### [Material]
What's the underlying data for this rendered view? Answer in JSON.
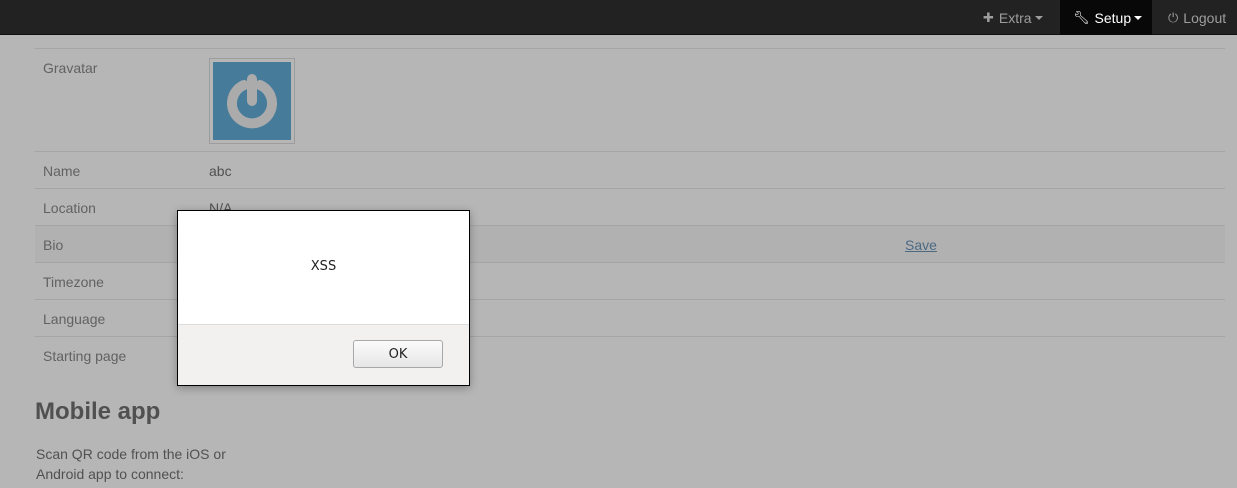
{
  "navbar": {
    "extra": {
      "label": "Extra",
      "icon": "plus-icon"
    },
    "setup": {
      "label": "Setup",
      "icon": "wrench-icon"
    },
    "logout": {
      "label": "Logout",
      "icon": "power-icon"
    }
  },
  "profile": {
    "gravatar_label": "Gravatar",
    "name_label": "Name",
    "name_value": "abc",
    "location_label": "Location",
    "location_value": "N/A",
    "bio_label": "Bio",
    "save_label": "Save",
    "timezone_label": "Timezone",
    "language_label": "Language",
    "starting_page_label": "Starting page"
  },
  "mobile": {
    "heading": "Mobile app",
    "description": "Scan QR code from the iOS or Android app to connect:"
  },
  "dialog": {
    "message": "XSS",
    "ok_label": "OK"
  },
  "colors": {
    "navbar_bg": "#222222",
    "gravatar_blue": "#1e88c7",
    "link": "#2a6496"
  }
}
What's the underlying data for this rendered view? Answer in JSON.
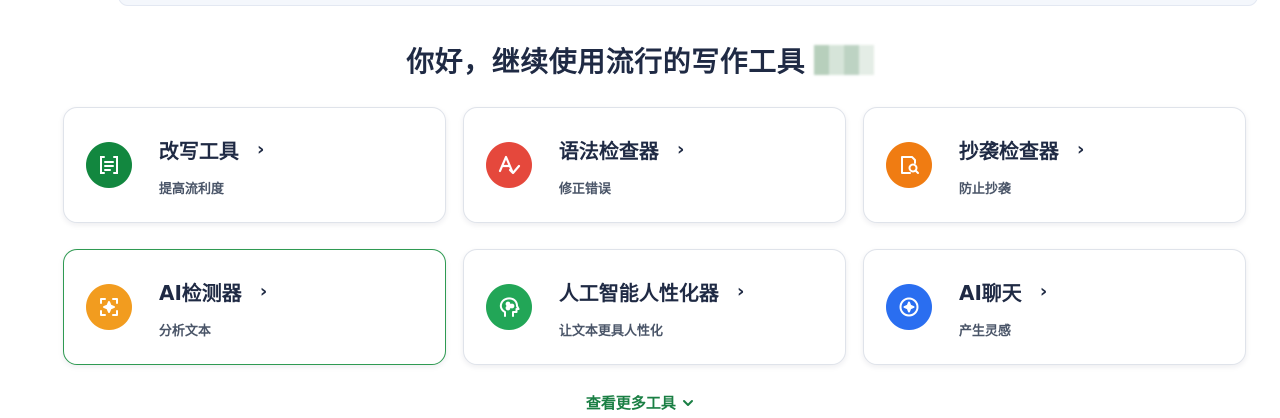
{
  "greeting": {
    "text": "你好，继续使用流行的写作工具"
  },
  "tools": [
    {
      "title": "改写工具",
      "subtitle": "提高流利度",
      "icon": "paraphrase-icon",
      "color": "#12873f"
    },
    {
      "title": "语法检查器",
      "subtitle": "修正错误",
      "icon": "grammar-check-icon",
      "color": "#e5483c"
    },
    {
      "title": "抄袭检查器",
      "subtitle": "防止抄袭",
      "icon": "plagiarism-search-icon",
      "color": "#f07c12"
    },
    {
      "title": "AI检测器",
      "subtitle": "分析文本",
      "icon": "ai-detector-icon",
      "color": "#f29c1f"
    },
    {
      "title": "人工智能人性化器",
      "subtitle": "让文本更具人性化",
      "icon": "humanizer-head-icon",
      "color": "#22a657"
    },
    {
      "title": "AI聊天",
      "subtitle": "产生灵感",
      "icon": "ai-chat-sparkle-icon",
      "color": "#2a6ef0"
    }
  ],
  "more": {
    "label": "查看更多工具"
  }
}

### [Set task]
Leave out the pictures and retype every line above exactly.

### [Full answer]
What's the underlying data for this rendered view? Answer in JSON.
{
  "navbar": {
    "extra": {
      "label": "Extra",
      "icon": "plus-icon"
    },
    "setup": {
      "label": "Setup",
      "icon": "wrench-icon"
    },
    "logout": {
      "label": "Logout",
      "icon": "power-icon"
    }
  },
  "profile": {
    "gravatar_label": "Gravatar",
    "name_label": "Name",
    "name_value": "abc",
    "location_label": "Location",
    "location_value": "N/A",
    "bio_label": "Bio",
    "save_label": "Save",
    "timezone_label": "Timezone",
    "language_label": "Language",
    "starting_page_label": "Starting page"
  },
  "mobile": {
    "heading": "Mobile app",
    "description": "Scan QR code from the iOS or Android app to connect:"
  },
  "dialog": {
    "message": "XSS",
    "ok_label": "OK"
  },
  "colors": {
    "navbar_bg": "#222222",
    "gravatar_blue": "#1e88c7",
    "link": "#2a6496"
  }
}
What's the underlying data for this rendered view? Answer in JSON.
{
  "greeting": {
    "text": "你好，继续使用流行的写作工具"
  },
  "tools": [
    {
      "title": "改写工具",
      "subtitle": "提高流利度",
      "icon": "paraphrase-icon",
      "color": "#12873f"
    },
    {
      "title": "语法检查器",
      "subtitle": "修正错误",
      "icon": "grammar-check-icon",
      "color": "#e5483c"
    },
    {
      "title": "抄袭检查器",
      "subtitle": "防止抄袭",
      "icon": "plagiarism-search-icon",
      "color": "#f07c12"
    },
    {
      "title": "AI检测器",
      "subtitle": "分析文本",
      "icon": "ai-detector-icon",
      "color": "#f29c1f"
    },
    {
      "title": "人工智能人性化器",
      "subtitle": "让文本更具人性化",
      "icon": "humanizer-head-icon",
      "color": "#22a657"
    },
    {
      "title": "AI聊天",
      "subtitle": "产生灵感",
      "icon": "ai-chat-sparkle-icon",
      "color": "#2a6ef0"
    }
  ],
  "more": {
    "label": "查看更多工具"
  }
}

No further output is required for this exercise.